- **Work to be completed**
Give an exact copy of every line, leaving images out.

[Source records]
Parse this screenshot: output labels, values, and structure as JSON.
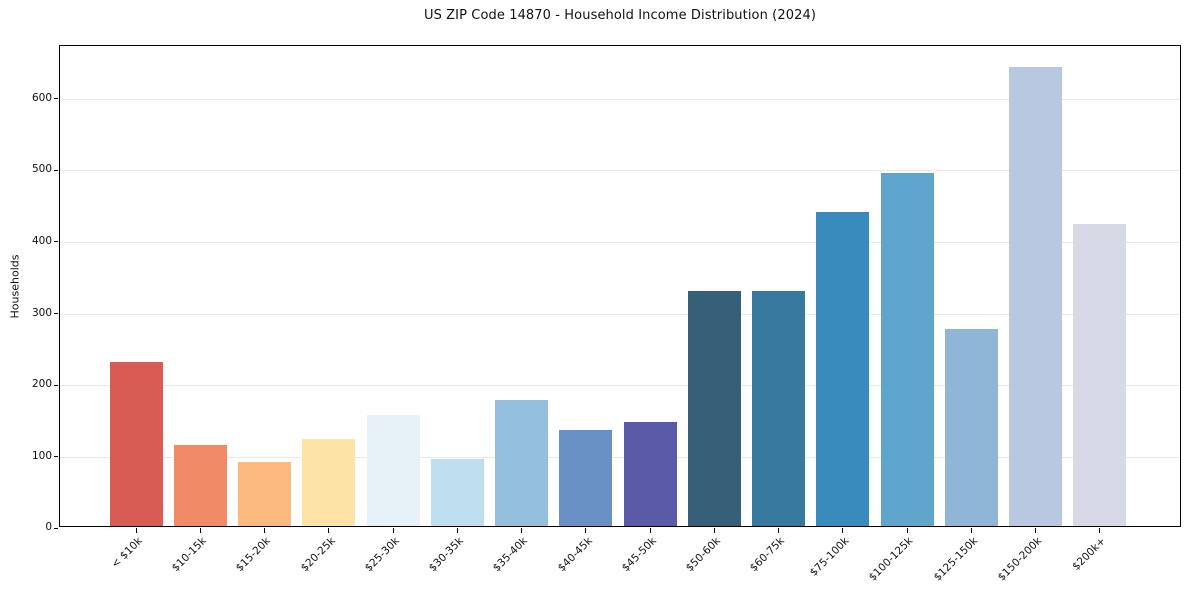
{
  "header": {
    "title": "US ZIP Code 14870 - Household Income Distribution (2024)"
  },
  "axes": {
    "y_axis_label": "Households"
  },
  "chart_data": {
    "type": "bar",
    "title": "US ZIP Code 14870 - Household Income Distribution (2024)",
    "xlabel": "",
    "ylabel": "Households",
    "categories": [
      "< $10k",
      "$10-15k",
      "$15-20k",
      "$20-25k",
      "$25-30k",
      "$30-35k",
      "$35-40k",
      "$40-45k",
      "$45-50k",
      "$50-60k",
      "$60-75k",
      "$75-100k",
      "$100-125k",
      "$125-150k",
      "$150-200k",
      "$200k+"
    ],
    "values": [
      230,
      113,
      90,
      122,
      155,
      94,
      176,
      134,
      146,
      329,
      329,
      439,
      494,
      275,
      642,
      422
    ],
    "bar_colors": [
      "#d85c54",
      "#f18a67",
      "#fcba7e",
      "#fde3a5",
      "#e6f2f8",
      "#bedfef",
      "#94bfdd",
      "#6a91c6",
      "#5a5aa9",
      "#366077",
      "#37799e",
      "#398bbe",
      "#5fa5cc",
      "#90b6d7",
      "#b8c8e1",
      "#d8d9e6"
    ],
    "yticks": [
      0,
      100,
      200,
      300,
      400,
      500,
      600
    ],
    "ylim": [
      0,
      674
    ],
    "grid": "horizontal-on",
    "grid_color": "#e8e8e8",
    "spine_color": "#000000",
    "background_color": "#ffffff",
    "x_tick_label_rotation_deg": 45,
    "legend": "none"
  }
}
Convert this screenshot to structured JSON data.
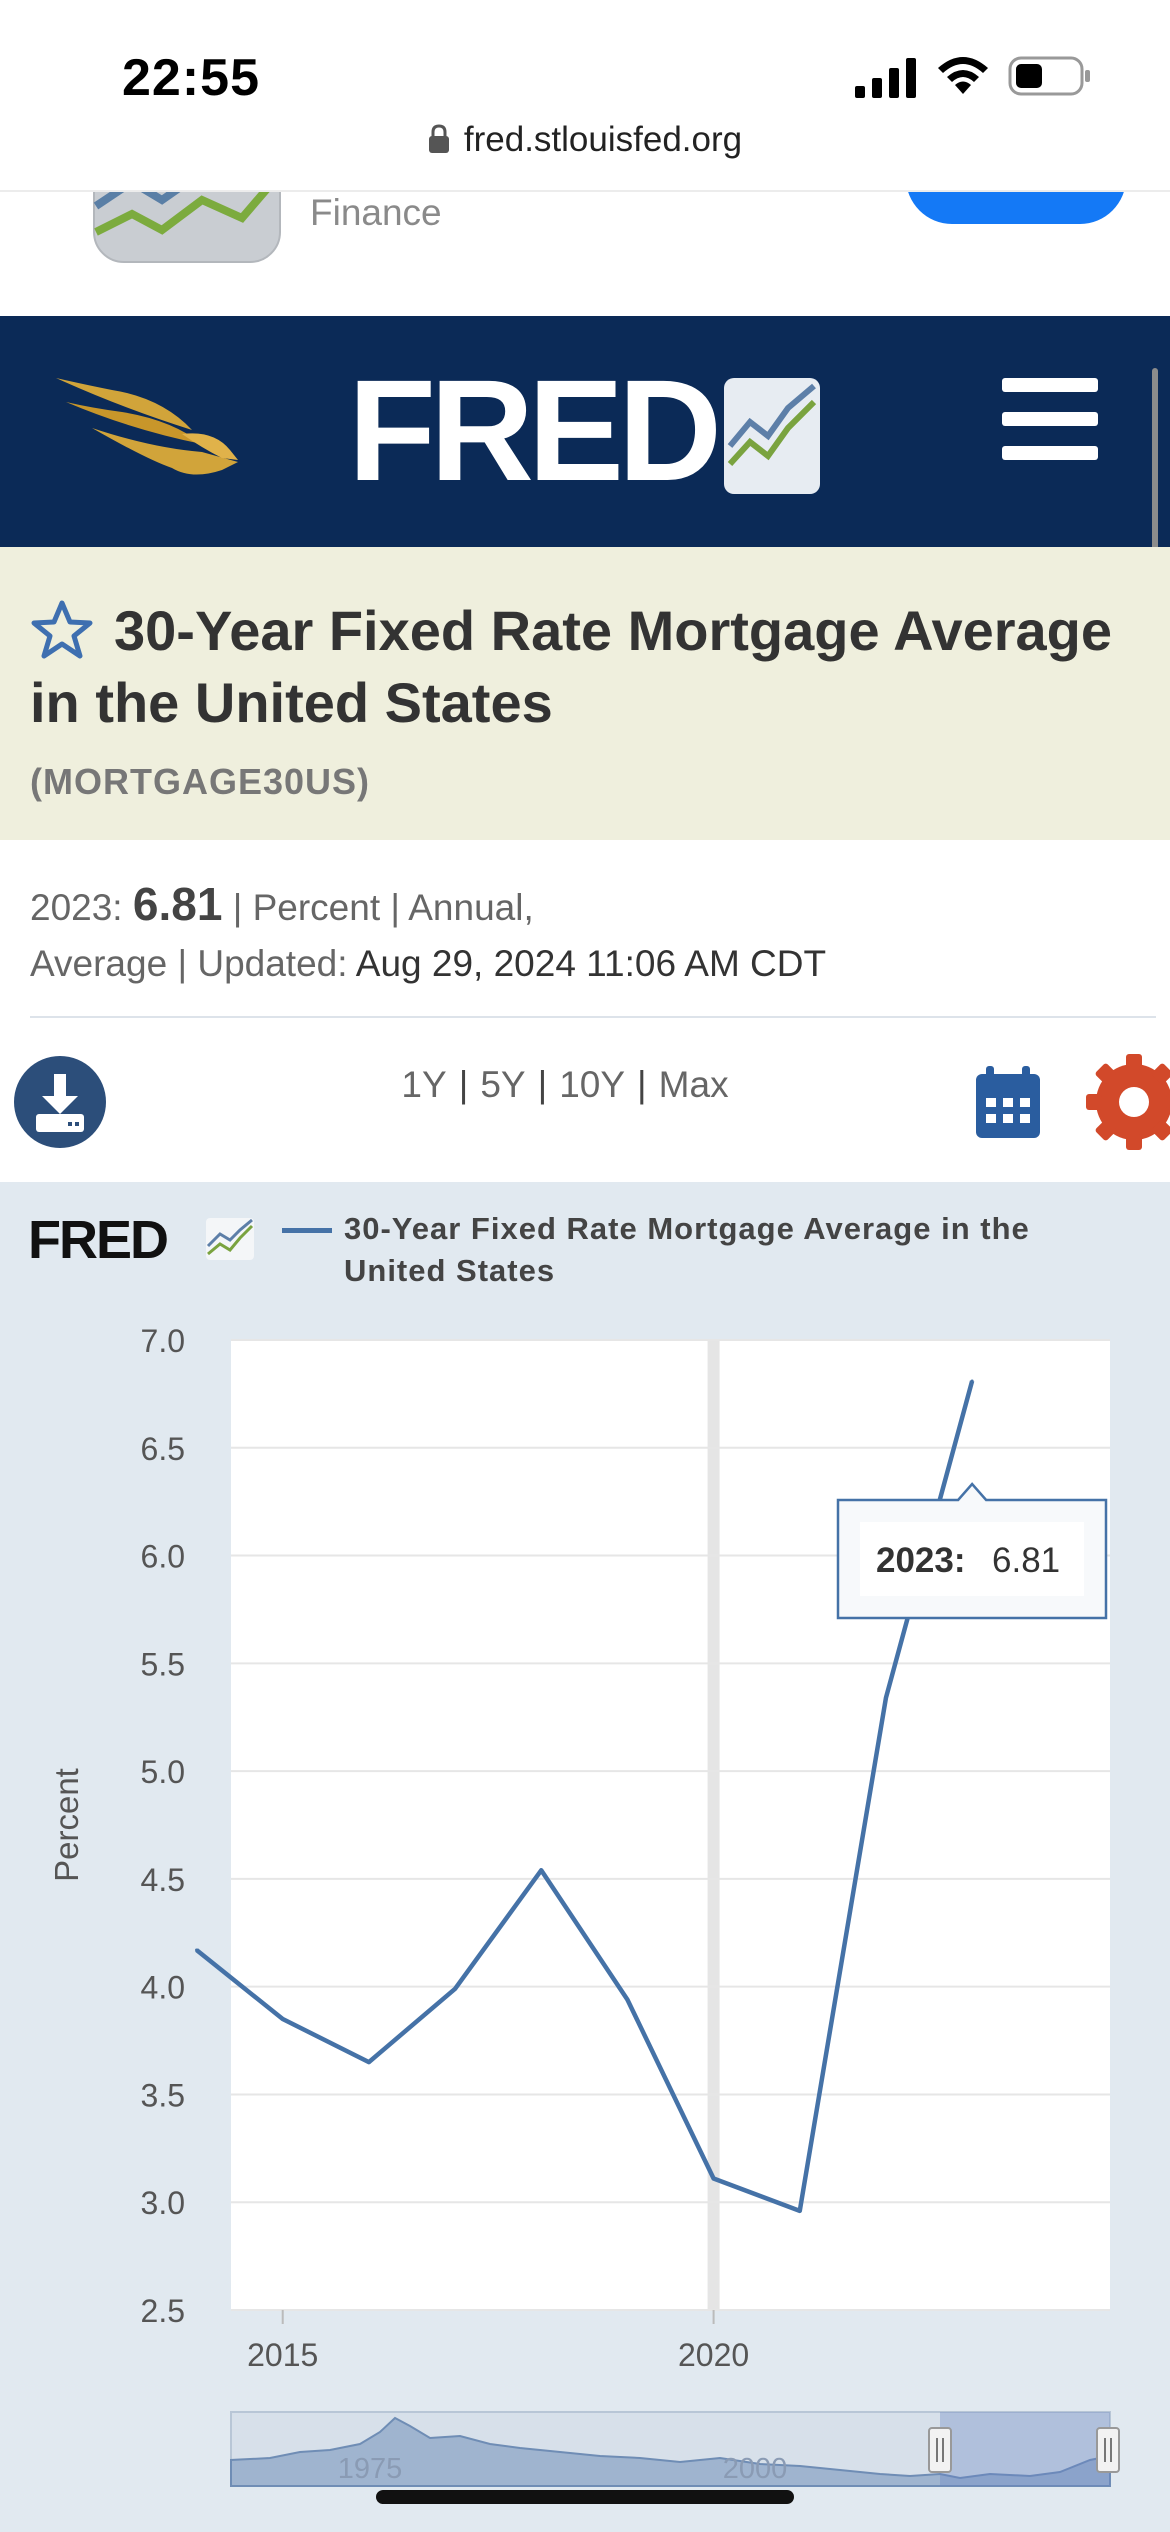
{
  "status_bar": {
    "time": "22:55"
  },
  "browser": {
    "url": "fred.stlouisfed.org"
  },
  "app_banner": {
    "label": "Finance"
  },
  "series": {
    "title": "30-Year Fixed Rate Mortgage Average in the United States",
    "id": "(MORTGAGE30US)",
    "year_label": "2023:",
    "value": "6.81",
    "units": "Percent",
    "frequency": "Annual,",
    "aggregation": "Average",
    "updated_label": "Updated:",
    "updated_value": "Aug 29, 2024 11:06 AM CDT"
  },
  "toolbar": {
    "ranges": [
      "1Y",
      "5Y",
      "10Y",
      "Max"
    ]
  },
  "colors": {
    "header_bg": "#0b2a57",
    "title_bg": "#efefdd",
    "chart_panel_bg": "#e1e9f0",
    "series_line": "#4572a7",
    "settings_accent": "#d2492a"
  },
  "chart_data": {
    "type": "line",
    "series": [
      {
        "name": "30-Year Fixed Rate Mortgage Average in the United States",
        "x": [
          2014,
          2015,
          2016,
          2017,
          2018,
          2019,
          2020,
          2021,
          2022,
          2023
        ],
        "values": [
          4.17,
          3.85,
          3.65,
          3.99,
          4.54,
          3.94,
          3.11,
          2.96,
          5.34,
          6.81
        ]
      }
    ],
    "ylabel": "Percent",
    "ylim": [
      2.5,
      7.0
    ],
    "y_ticks": [
      "7.0",
      "6.5",
      "6.0",
      "5.5",
      "5.0",
      "4.5",
      "4.0",
      "3.5",
      "3.0",
      "2.5"
    ],
    "x_ticks": [
      "2015",
      "2020"
    ],
    "xlim": [
      2014.4,
      2024.6
    ],
    "recession_band_year": 2020,
    "tooltip": {
      "label": "2023:",
      "value": "6.81"
    },
    "navigator_ticks": [
      "1975",
      "2000"
    ],
    "grid": true
  }
}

- **The result**
Parse this screenshot: output labels, values, and structure as JSON.
{
  "header": {
    "title": "US ZIP Code 14870 - Household Income Distribution (2024)"
  },
  "axes": {
    "y_axis_label": "Households"
  },
  "chart_data": {
    "type": "bar",
    "title": "US ZIP Code 14870 - Household Income Distribution (2024)",
    "xlabel": "",
    "ylabel": "Households",
    "categories": [
      "< $10k",
      "$10-15k",
      "$15-20k",
      "$20-25k",
      "$25-30k",
      "$30-35k",
      "$35-40k",
      "$40-45k",
      "$45-50k",
      "$50-60k",
      "$60-75k",
      "$75-100k",
      "$100-125k",
      "$125-150k",
      "$150-200k",
      "$200k+"
    ],
    "values": [
      230,
      113,
      90,
      122,
      155,
      94,
      176,
      134,
      146,
      329,
      329,
      439,
      494,
      275,
      642,
      422
    ],
    "bar_colors": [
      "#d85c54",
      "#f18a67",
      "#fcba7e",
      "#fde3a5",
      "#e6f2f8",
      "#bedfef",
      "#94bfdd",
      "#6a91c6",
      "#5a5aa9",
      "#366077",
      "#37799e",
      "#398bbe",
      "#5fa5cc",
      "#90b6d7",
      "#b8c8e1",
      "#d8d9e6"
    ],
    "yticks": [
      0,
      100,
      200,
      300,
      400,
      500,
      600
    ],
    "ylim": [
      0,
      674
    ],
    "grid": "horizontal-on",
    "grid_color": "#e8e8e8",
    "spine_color": "#000000",
    "background_color": "#ffffff",
    "x_tick_label_rotation_deg": 45,
    "legend": "none"
  }
}
Convert this screenshot to structured JSON data.
{
  "status_bar": {
    "time": "22:55"
  },
  "browser": {
    "url": "fred.stlouisfed.org"
  },
  "app_banner": {
    "label": "Finance"
  },
  "series": {
    "title": "30-Year Fixed Rate Mortgage Average in the United States",
    "id": "(MORTGAGE30US)",
    "year_label": "2023:",
    "value": "6.81",
    "units": "Percent",
    "frequency": "Annual,",
    "aggregation": "Average",
    "updated_label": "Updated:",
    "updated_value": "Aug 29, 2024 11:06 AM CDT"
  },
  "toolbar": {
    "ranges": [
      "1Y",
      "5Y",
      "10Y",
      "Max"
    ]
  },
  "colors": {
    "header_bg": "#0b2a57",
    "title_bg": "#efefdd",
    "chart_panel_bg": "#e1e9f0",
    "series_line": "#4572a7",
    "settings_accent": "#d2492a"
  },
  "chart_data": {
    "type": "line",
    "series": [
      {
        "name": "30-Year Fixed Rate Mortgage Average in the United States",
        "x": [
          2014,
          2015,
          2016,
          2017,
          2018,
          2019,
          2020,
          2021,
          2022,
          2023
        ],
        "values": [
          4.17,
          3.85,
          3.65,
          3.99,
          4.54,
          3.94,
          3.11,
          2.96,
          5.34,
          6.81
        ]
      }
    ],
    "ylabel": "Percent",
    "ylim": [
      2.5,
      7.0
    ],
    "y_ticks": [
      "7.0",
      "6.5",
      "6.0",
      "5.5",
      "5.0",
      "4.5",
      "4.0",
      "3.5",
      "3.0",
      "2.5"
    ],
    "x_ticks": [
      "2015",
      "2020"
    ],
    "xlim": [
      2014.4,
      2024.6
    ],
    "recession_band_year": 2020,
    "tooltip": {
      "label": "2023:",
      "value": "6.81"
    },
    "navigator_ticks": [
      "1975",
      "2000"
    ],
    "grid": true
  }
}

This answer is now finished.